> [Short task]
Every line below should be repeated exactly.

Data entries

════════

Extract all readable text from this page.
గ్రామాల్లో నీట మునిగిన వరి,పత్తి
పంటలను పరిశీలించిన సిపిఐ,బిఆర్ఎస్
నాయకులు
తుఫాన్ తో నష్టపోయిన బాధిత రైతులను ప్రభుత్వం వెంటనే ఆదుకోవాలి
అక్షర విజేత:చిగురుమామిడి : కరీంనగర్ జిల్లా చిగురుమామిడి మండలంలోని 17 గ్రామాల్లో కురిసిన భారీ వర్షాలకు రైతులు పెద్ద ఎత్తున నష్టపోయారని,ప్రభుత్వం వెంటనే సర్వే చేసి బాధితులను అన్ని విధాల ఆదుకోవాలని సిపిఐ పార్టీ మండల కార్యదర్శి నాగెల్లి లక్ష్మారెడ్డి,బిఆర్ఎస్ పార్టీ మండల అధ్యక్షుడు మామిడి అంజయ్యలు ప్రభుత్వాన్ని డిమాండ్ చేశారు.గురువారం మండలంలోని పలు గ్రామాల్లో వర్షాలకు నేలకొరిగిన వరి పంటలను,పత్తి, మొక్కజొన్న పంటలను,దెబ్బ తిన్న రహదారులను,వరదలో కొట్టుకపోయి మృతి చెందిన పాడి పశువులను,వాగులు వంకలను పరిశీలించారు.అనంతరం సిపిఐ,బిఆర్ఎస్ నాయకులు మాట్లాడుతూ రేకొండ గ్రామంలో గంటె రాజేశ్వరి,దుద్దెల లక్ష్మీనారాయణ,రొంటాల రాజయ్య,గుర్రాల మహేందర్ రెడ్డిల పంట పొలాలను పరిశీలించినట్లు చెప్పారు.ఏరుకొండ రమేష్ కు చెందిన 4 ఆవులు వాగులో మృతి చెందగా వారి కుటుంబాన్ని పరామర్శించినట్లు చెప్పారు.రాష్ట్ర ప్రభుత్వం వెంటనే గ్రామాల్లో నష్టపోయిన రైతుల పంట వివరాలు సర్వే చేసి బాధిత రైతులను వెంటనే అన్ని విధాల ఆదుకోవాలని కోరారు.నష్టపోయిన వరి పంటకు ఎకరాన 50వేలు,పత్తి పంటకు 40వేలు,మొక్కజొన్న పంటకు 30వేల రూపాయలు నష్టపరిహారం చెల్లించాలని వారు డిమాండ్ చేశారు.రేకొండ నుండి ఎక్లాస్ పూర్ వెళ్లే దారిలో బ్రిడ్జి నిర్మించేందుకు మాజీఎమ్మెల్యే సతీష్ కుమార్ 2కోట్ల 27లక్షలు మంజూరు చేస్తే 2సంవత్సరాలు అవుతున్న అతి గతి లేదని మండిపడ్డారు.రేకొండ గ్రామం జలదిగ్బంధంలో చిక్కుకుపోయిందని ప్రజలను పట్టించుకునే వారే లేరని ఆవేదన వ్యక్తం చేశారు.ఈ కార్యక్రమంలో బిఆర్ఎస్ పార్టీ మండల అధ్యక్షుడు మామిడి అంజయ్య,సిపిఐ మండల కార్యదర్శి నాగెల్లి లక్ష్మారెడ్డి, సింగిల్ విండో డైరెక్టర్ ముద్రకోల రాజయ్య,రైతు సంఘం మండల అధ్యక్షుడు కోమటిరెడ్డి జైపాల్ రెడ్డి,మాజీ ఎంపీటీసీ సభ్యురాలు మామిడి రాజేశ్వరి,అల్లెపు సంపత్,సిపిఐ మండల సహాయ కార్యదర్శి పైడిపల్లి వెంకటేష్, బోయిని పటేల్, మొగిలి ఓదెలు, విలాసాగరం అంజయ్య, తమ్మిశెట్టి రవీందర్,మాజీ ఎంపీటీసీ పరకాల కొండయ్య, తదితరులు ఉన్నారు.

════════

> [Exercise response]
Extract all readable text from this page.
గ్రామాల్లో నీట మునిగిన వరి,పత్తి
పంటలను పరిశీలించిన సిపిఐ,బిఆర్ఎస్
నాయకులు
తుఫాన్ తో నష్టపోయిన బాధిత రైతులను ప్రభుత్వం వెంటనే ఆదుకోవాలి
అక్షర విజేత:చిగురుమామిడి : కరీంనగర్ జిల్లా చిగురుమామిడి మండలంలోని 17 గ్రామాల్లో కురిసిన భారీ వర్షాలకు రైతులు పెద్ద ఎత్తున నష్టపోయారని,ప్రభుత్వం వెంటనే సర్వే చేసి బాధితులను అన్ని విధాల ఆదుకోవాలని సిపిఐ పార్టీ మండల కార్యదర్శి నాగెల్లి లక్ష్మారెడ్డి,బిఆర్ఎస్ పార్టీ మండల అధ్యక్షుడు మామిడి అంజయ్యలు ప్రభుత్వాన్ని డిమాండ్ చేశారు.గురువారం మండలంలోని పలు గ్రామాల్లో వర్షాలకు నేలకొరిగిన వరి పంటలను,పత్తి, మొక్కజొన్న పంటలను,దెబ్బ తిన్న రహదారులను,వరదలో కొట్టుకపోయి మృతి చెందిన పాడి పశువులను,వాగులు వంకలను పరిశీలించారు.అనంతరం సిపిఐ,బిఆర్ఎస్ నాయకులు మాట్లాడుతూ రేకొండ గ్రామంలో గంటె రాజేశ్వరి,దుద్దెల లక్ష్మీనారాయణ,రొంటాల రాజయ్య,గుర్రాల మహేందర్ రెడ్డిల పంట పొలాలను పరిశీలించినట్లు చెప్పారు.ఏరుకొండ రమేష్ కు చెందిన 4 ఆవులు వాగులో మృతి చెందగా వారి కుటుంబాన్ని పరామర్శించినట్లు చెప్పారు.రాష్ట్ర ప్రభుత్వం వెంటనే గ్రామాల్లో నష్టపోయిన రైతుల పంట వివరాలు సర్వే చేసి బాధిత రైతులను వెంటనే అన్ని విధాల ఆదుకోవాలని కోరారు.నష్టపోయిన వరి పంటకు ఎకరాన 50వేలు,పత్తి పంటకు 40వేలు,మొక్కజొన్న పంటకు 30వేల రూపాయలు నష్టపరిహారం చెల్లించాలని వారు డిమాండ్ చేశారు.రేకొండ నుండి ఎక్లాస్ పూర్ వెళ్లే దారిలో బ్రిడ్జి నిర్మించేందుకు మాజీఎమ్మెల్యే సతీష్ కుమార్ 2కోట్ల 27లక్షలు మంజూరు చేస్తే 2సంవత్సరాలు అవుతున్న అతి గతి లేదని మండిపడ్డారు.రేకొండ గ్రామం జలదిగ్బంధంలో చిక్కుకుపోయిందని ప్రజలను పట్టించుకునే వారే లేరని ఆవేదన వ్యక్తం చేశారు.ఈ కార్యక్రమంలో బిఆర్ఎస్ పార్టీ మండల అధ్యక్షుడు మామిడి అంజయ్య,సిపిఐ మండల కార్యదర్శి నాగెల్లి లక్ష్మారెడ్డి, సింగిల్ విండో డైరెక్టర్ ముద్రకోల రాజయ్య,రైతు సంఘం మండల అధ్యక్షుడు కోమటిరెడ్డి జైపాల్ రెడ్డి,మాజీ ఎంపీటీసీ సభ్యురాలు మామిడి రాజేశ్వరి,అల్లెపు సంపత్,సిపిఐ మండల సహాయ కార్యదర్శి పైడిపల్లి వెంకటేష్, బోయిని పటేల్, మొగిలి ఓదెలు, విలాసాగరం అంజయ్య, తమ్మిశెట్టి రవీందర్,మాజీ ఎంపీటీసీ పరకాల కొండయ్య, తదితరులు ఉన్నారు.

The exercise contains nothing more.